▶ **Task**
Copy nothing but the text: repeat each entry exactly and drop the images.

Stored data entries

++++++

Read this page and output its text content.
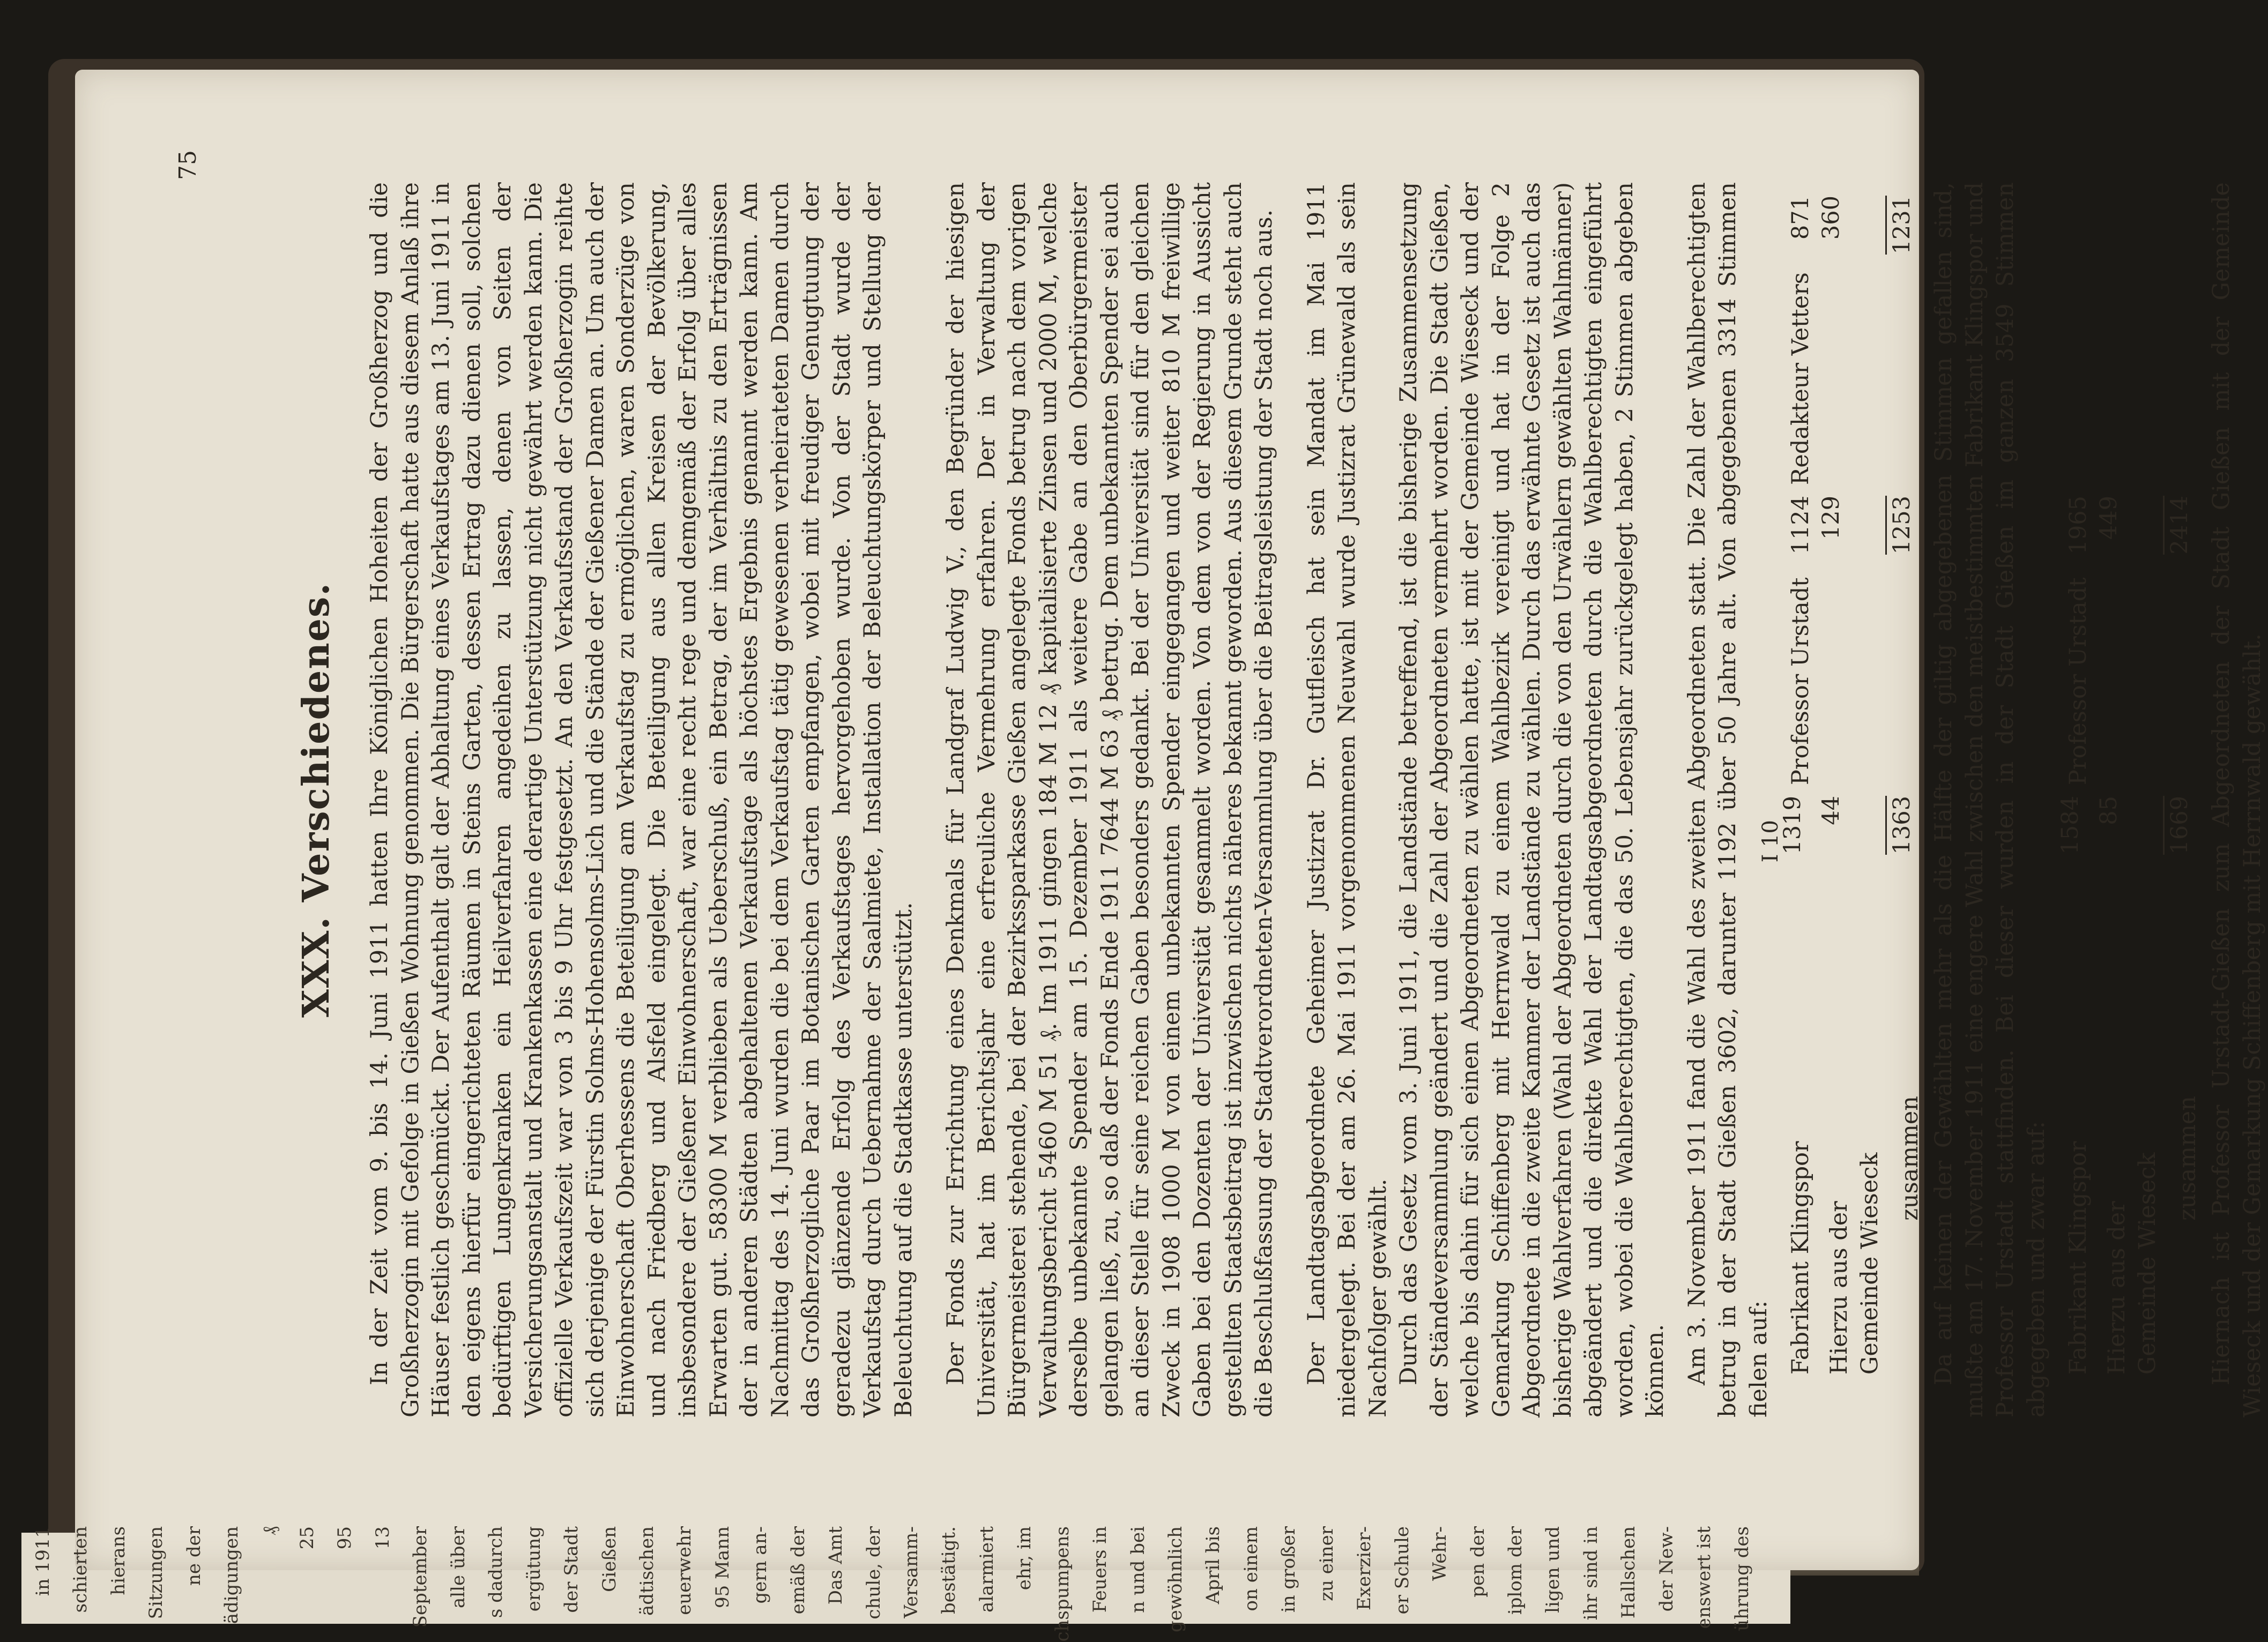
75
XXX. Verschiedenes. In der Zeit vom 9. bis 14. Juni 1911 hatten Ihre Königlichen Hoheiten der Großherzog und die Großherzogin mit Gefolge in Gießen Wohnung genommen. Die Bürgerschaft hatte aus diesem Anlaß ihre Häuser festlich geschmückt. Der Aufenthalt galt der Abhaltung eines Verkaufstages am 13. Juni 1911 in den eigens hierfür eingerichteten Räumen in Steins Garten, dessen Ertrag dazu dienen soll, solchen bedürftigen Lungenkranken ein Heilverfahren angedeihen zu lassen, denen von Seiten der Versicherungsanstalt und Krankenkassen eine derartige Unterstützung nicht gewährt werden kann. Die offizielle Verkaufszeit war von 3 bis 9 Uhr festgesetzt. An den Verkaufsstand der Großherzogin reihte sich derjenige der Fürstin Solms-Hohensolms-Lich und die Stände der Gießener Damen an. Um auch der Einwohnerschaft Oberhessens die Beteiligung am Verkaufstag zu ermöglichen, waren Sonderzüge von und nach Friedberg und Alsfeld eingelegt. Die Beteiligung aus allen Kreisen der Bevölkerung, insbesondere der Gießener Einwohnerschaft, war eine recht rege und demgemäß der Erfolg über alles Erwarten gut. 58300 M verblieben als Ueberschuß, ein Betrag, der im Verhältnis zu den Erträgnissen der in anderen Städten abgehaltenen Verkaufstage als höchstes Ergebnis genannt werden kann. Am Nachmittag des 14. Juni wurden die bei dem Verkaufstag tätig gewesenen verheirateten Damen durch das Großherzogliche Paar im Botanischen Garten empfangen, wobei mit freudiger Genugtuung der geradezu glänzende Erfolg des Verkaufstages hervorgehoben wurde. Von der Stadt wurde der Verkaufstag durch Uebernahme der Saalmiete, Installation der Beleuchtungskörper und Stellung der Beleuchtung auf die Stadtkasse unterstützt. Der Fonds zur Errichtung eines Denkmals für Landgraf Ludwig V., den Begründer der hiesigen Universität, hat im Berichtsjahr eine erfreuliche Vermehrung erfahren. Der in Verwaltung der Bürgermeisterei stehende, bei der Bezirkssparkasse Gießen angelegte Fonds betrug nach dem vorigen Verwaltungsbericht 5460 M 51 ₰. Im 1911 gingen 184 M 12 ₰ kapitalisierte Zinsen und 2000 M, welche derselbe unbekannte Spender am 15. Dezember 1911 als weitere Gabe an den Oberbürgermeister gelangen ließ, zu, so daß der Fonds Ende 1911 7644 M 63 ₰ betrug. Dem unbekannten Spender sei auch an dieser Stelle für seine reichen Gaben besonders gedankt. Bei der Universität sind für den gleichen Zweck in 1908 1000 M von einem unbekannten Spender eingegangen und weiter 810 M freiwillige Gaben bei den Dozenten der Universität gesammelt worden. Von dem von der Regierung in Aussicht gestellten Staatsbeitrag ist inzwischen nichts näheres bekannt geworden. Aus diesem Grunde steht auch die Beschlußfassung der Stadtverordneten-Versammlung über die Beitragsleistung der Stadt noch aus. Der Landtagsabgeordnete Geheimer Justizrat Dr. Gutfleisch hat sein Mandat im Mai 1911 niedergelegt. Bei der am 26. Mai 1911 vorgenommenen Neuwahl wurde Justizrat Grünewald als sein Nachfolger gewählt. Durch das Gesetz vom 3. Juni 1911, die Landstände betreffend, ist die bisherige Zusammensetzung der Ständeversammlung geändert und die Zahl der Abgeordneten vermehrt worden. Die Stadt Gießen, welche bis dahin für sich einen Abgeordneten zu wählen hatte, ist mit der Gemeinde Wieseck und der Gemarkung Schiffenberg mit Herrnwald zu einem Wahlbezirk vereinigt und hat in der Folge 2 Abgeordnete in die zweite Kammer der Landstände zu wählen. Durch das erwähnte Gesetz ist auch das bisherige Wahlverfahren (Wahl der Abgeordneten durch die von den Urwählern gewählten Wahlmänner) abgeändert und die direkte Wahl der Landtagsabgeordneten durch die Wahlberechtigten eingeführt worden, wobei die Wahlberechtigten, die das 50. Lebensjahr zurückgelegt haben, 2 Stimmen abgeben können. Am 3. November 1911 fand die Wahl des zweiten Abgeordneten statt. Die Zahl der Wahlberechtigten betrug in der Stadt Gießen 3602, darunter 1192 über 50 Jahre alt. Von abgegebenen 3314 Stimmen fielen auf: Fabrikant Klingspor
1319
Professor Urstadt
1124
Redakteur Vetters
871
Hierzu aus der Gemeinde Wieseck
44
129
360
zusammen
1363
1253
1231 Da auf keinen der Gewählten mehr als die Hälfte der giltig abgegebenen Stimmen gefallen sind, mußte am 17. November 1911 eine engere Wahl zwischen den meistbestimmten Fabrikant Klingspor und Professor Urstadt stattfinden. Bei dieser wurden in der Stadt Gießen im ganzen 3549 Stimmen abgegeben und zwar auf: Fabrikant Klingspor
1584
Professor Urstadt
1965
Hierzu aus der Gemeinde Wieseck
85
449
zusammen
1669
2414 Hiernach ist Professor Urstadt-Gießen zum Abgeordneten der Stadt Gießen mit der Gemeinde Wieseck und der Gemarkung Schiffenberg mit Herrnwald gewählt.

I 10
in 1911 schierten hierans Sitzungen ne der ädigungen ₰ 25 95 13 September alle über s dadurch ergütung der Stadt Gießen ädtischen euerwehr 95 Mann gern an- emäß der Das Amt chule, der Versamm- bestätigt. alarmiert ehr, im chspumpens Feuers in n und bei gewöhnlich April bis on einem in großer zu einer Exerzier- er Schule Wehr- pen der iplom der ligen und ihr sind in Hallschen der New- enswert ist ührung des
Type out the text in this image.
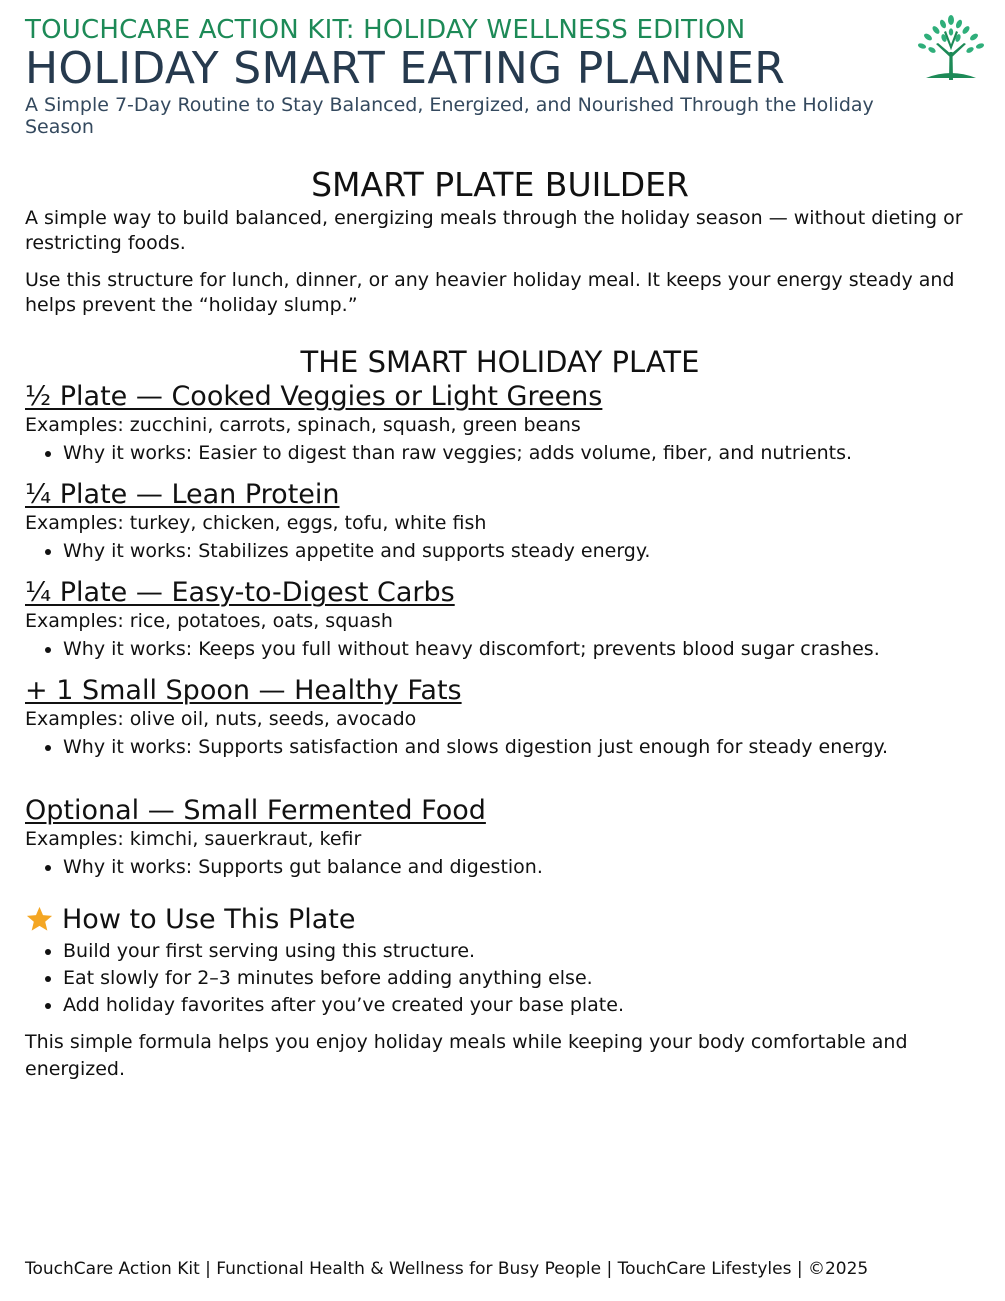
TOUCHCARE ACTION KIT: HOLIDAY WELLNESS EDITION
HOLIDAY SMART EATING PLANNER
A Simple 7-Day Routine to Stay Balanced, Energized, and Nourished Through the Holiday Season
SMART PLATE BUILDER

A simple way to build balanced, energizing meals through the holiday season — without dieting or restricting foods.

Use this structure for lunch, dinner, or any heavier holiday meal. It keeps your energy steady and helps prevent the “holiday slump.”

THE SMART HOLIDAY PLATE
½ Plate — Cooked Veggies or Light Greens
Examples: zucchini, carrots, spinach, squash, green beans
• Why it works: Easier to digest than raw veggies; adds volume, fiber, and nutrients.
¼ Plate — Lean Protein
Examples: turkey, chicken, eggs, tofu, white fish
• Why it works: Stabilizes appetite and supports steady energy.
¼ Plate — Easy-to-Digest Carbs
Examples: rice, potatoes, oats, squash
• Why it works: Keeps you full without heavy discomfort; prevents blood sugar crashes.
+ 1 Small Spoon — Healthy Fats
Examples: olive oil, nuts, seeds, avocado
• Why it works: Supports satisfaction and slows digestion just enough for steady energy.
Optional — Small Fermented Food
Examples: kimchi, sauerkraut, kefir
• Why it works: Supports gut balance and digestion.
How to Use This Plate
• Build your first serving using this structure.
• Eat slowly for 2–3 minutes before adding anything else.
• Add holiday favorites after you’ve created your base plate.
This simple formula helps you enjoy holiday meals while keeping your body comfortable and energized.
TouchCare Action Kit | Functional Health & Wellness for Busy People | TouchCare Lifestyles | ©2025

++++++

▶ **Exercise result**
Read this page and output its text content.
75
XXX. Verschiedenes. In der Zeit vom 9. bis 14. Juni 1911 hatten Ihre Königlichen Hoheiten der Großherzog und die Großherzogin mit Gefolge in Gießen Wohnung genommen. Die Bürgerschaft hatte aus diesem Anlaß ihre Häuser festlich geschmückt. Der Aufenthalt galt der Abhaltung eines Verkaufstages am 13. Juni 1911 in den eigens hierfür eingerichteten Räumen in Steins Garten, dessen Ertrag dazu dienen soll, solchen bedürftigen Lungenkranken ein Heilverfahren angedeihen zu lassen, denen von Seiten der Versicherungsanstalt und Krankenkassen eine derartige Unterstützung nicht gewährt werden kann. Die offizielle Verkaufszeit war von 3 bis 9 Uhr festgesetzt. An den Verkaufsstand der Großherzogin reihte sich derjenige der Fürstin Solms-Hohensolms-Lich und die Stände der Gießener Damen an. Um auch der Einwohnerschaft Oberhessens die Beteiligung am Verkaufstag zu ermöglichen, waren Sonderzüge von und nach Friedberg und Alsfeld eingelegt. Die Beteiligung aus allen Kreisen der Bevölkerung, insbesondere der Gießener Einwohnerschaft, war eine recht rege und demgemäß der Erfolg über alles Erwarten gut. 58300 M verblieben als Ueberschuß, ein Betrag, der im Verhältnis zu den Erträgnissen der in anderen Städten abgehaltenen Verkaufstage als höchstes Ergebnis genannt werden kann. Am Nachmittag des 14. Juni wurden die bei dem Verkaufstag tätig gewesenen verheirateten Damen durch das Großherzogliche Paar im Botanischen Garten empfangen, wobei mit freudiger Genugtuung der geradezu glänzende Erfolg des Verkaufstages hervorgehoben wurde. Von der Stadt wurde der Verkaufstag durch Uebernahme der Saalmiete, Installation der Beleuchtungskörper und Stellung der Beleuchtung auf die Stadtkasse unterstützt. Der Fonds zur Errichtung eines Denkmals für Landgraf Ludwig V., den Begründer der hiesigen Universität, hat im Berichtsjahr eine erfreuliche Vermehrung erfahren. Der in Verwaltung der Bürgermeisterei stehende, bei der Bezirkssparkasse Gießen angelegte Fonds betrug nach dem vorigen Verwaltungsbericht 5460 M 51 ₰. Im 1911 gingen 184 M 12 ₰ kapitalisierte Zinsen und 2000 M, welche derselbe unbekannte Spender am 15. Dezember 1911 als weitere Gabe an den Oberbürgermeister gelangen ließ, zu, so daß der Fonds Ende 1911 7644 M 63 ₰ betrug. Dem unbekannten Spender sei auch an dieser Stelle für seine reichen Gaben besonders gedankt. Bei der Universität sind für den gleichen Zweck in 1908 1000 M von einem unbekannten Spender eingegangen und weiter 810 M freiwillige Gaben bei den Dozenten der Universität gesammelt worden. Von dem von der Regierung in Aussicht gestellten Staatsbeitrag ist inzwischen nichts näheres bekannt geworden. Aus diesem Grunde steht auch die Beschlußfassung der Stadtverordneten-Versammlung über die Beitragsleistung der Stadt noch aus. Der Landtagsabgeordnete Geheimer Justizrat Dr. Gutfleisch hat sein Mandat im Mai 1911 niedergelegt. Bei der am 26. Mai 1911 vorgenommenen Neuwahl wurde Justizrat Grünewald als sein Nachfolger gewählt. Durch das Gesetz vom 3. Juni 1911, die Landstände betreffend, ist die bisherige Zusammensetzung der Ständeversammlung geändert und die Zahl der Abgeordneten vermehrt worden. Die Stadt Gießen, welche bis dahin für sich einen Abgeordneten zu wählen hatte, ist mit der Gemeinde Wieseck und der Gemarkung Schiffenberg mit Herrnwald zu einem Wahlbezirk vereinigt und hat in der Folge 2 Abgeordnete in die zweite Kammer der Landstände zu wählen. Durch das erwähnte Gesetz ist auch das bisherige Wahlverfahren (Wahl der Abgeordneten durch die von den Urwählern gewählten Wahlmänner) abgeändert und die direkte Wahl der Landtagsabgeordneten durch die Wahlberechtigten eingeführt worden, wobei die Wahlberechtigten, die das 50. Lebensjahr zurückgelegt haben, 2 Stimmen abgeben können. Am 3. November 1911 fand die Wahl des zweiten Abgeordneten statt. Die Zahl der Wahlberechtigten betrug in der Stadt Gießen 3602, darunter 1192 über 50 Jahre alt. Von abgegebenen 3314 Stimmen fielen auf: Fabrikant Klingspor
1319
Professor Urstadt
1124
Redakteur Vetters
871
Hierzu aus der Gemeinde Wieseck
44
129
360
zusammen
1363
1253
1231 Da auf keinen der Gewählten mehr als die Hälfte der giltig abgegebenen Stimmen gefallen sind, mußte am 17. November 1911 eine engere Wahl zwischen den meistbestimmten Fabrikant Klingspor und Professor Urstadt stattfinden. Bei dieser wurden in der Stadt Gießen im ganzen 3549 Stimmen abgegeben und zwar auf: Fabrikant Klingspor
1584
Professor Urstadt
1965
Hierzu aus der Gemeinde Wieseck
85
449
zusammen
1669
2414 Hiernach ist Professor Urstadt-Gießen zum Abgeordneten der Stadt Gießen mit der Gemeinde Wieseck und der Gemarkung Schiffenberg mit Herrnwald gewählt.

I 10
in 1911 schierten hierans Sitzungen ne der ädigungen ₰ 25 95 13 September alle über s dadurch ergütung der Stadt Gießen ädtischen euerwehr 95 Mann gern an- emäß der Das Amt chule, der Versamm- bestätigt. alarmiert ehr, im chspumpens Feuers in n und bei gewöhnlich April bis on einem in großer zu einer Exerzier- er Schule Wehr- pen der iplom der ligen und ihr sind in Hallschen der New- enswert ist ührung des
Type out the text in this image.
TOUCHCARE ACTION KIT: HOLIDAY WELLNESS EDITION
HOLIDAY SMART EATING PLANNER
A Simple 7-Day Routine to Stay Balanced, Energized, and Nourished Through the Holiday Season
SMART PLATE BUILDER

A simple way to build balanced, energizing meals through the holiday season — without dieting or restricting foods.

Use this structure for lunch, dinner, or any heavier holiday meal. It keeps your energy steady and helps prevent the “holiday slump.”

THE SMART HOLIDAY PLATE
½ Plate — Cooked Veggies or Light Greens
Examples: zucchini, carrots, spinach, squash, green beans
• Why it works: Easier to digest than raw veggies; adds volume, fiber, and nutrients.
¼ Plate — Lean Protein
Examples: turkey, chicken, eggs, tofu, white fish
• Why it works: Stabilizes appetite and supports steady energy.
¼ Plate — Easy-to-Digest Carbs
Examples: rice, potatoes, oats, squash
• Why it works: Keeps you full without heavy discomfort; prevents blood sugar crashes.
+ 1 Small Spoon — Healthy Fats
Examples: olive oil, nuts, seeds, avocado
• Why it works: Supports satisfaction and slows digestion just enough for steady energy.
Optional — Small Fermented Food
Examples: kimchi, sauerkraut, kefir
• Why it works: Supports gut balance and digestion.
How to Use This Plate
• Build your first serving using this structure.
• Eat slowly for 2–3 minutes before adding anything else.
• Add holiday favorites after you’ve created your base plate.
This simple formula helps you enjoy holiday meals while keeping your body comfortable and energized.
TouchCare Action Kit | Functional Health & Wellness for Busy People | TouchCare Lifestyles | ©2025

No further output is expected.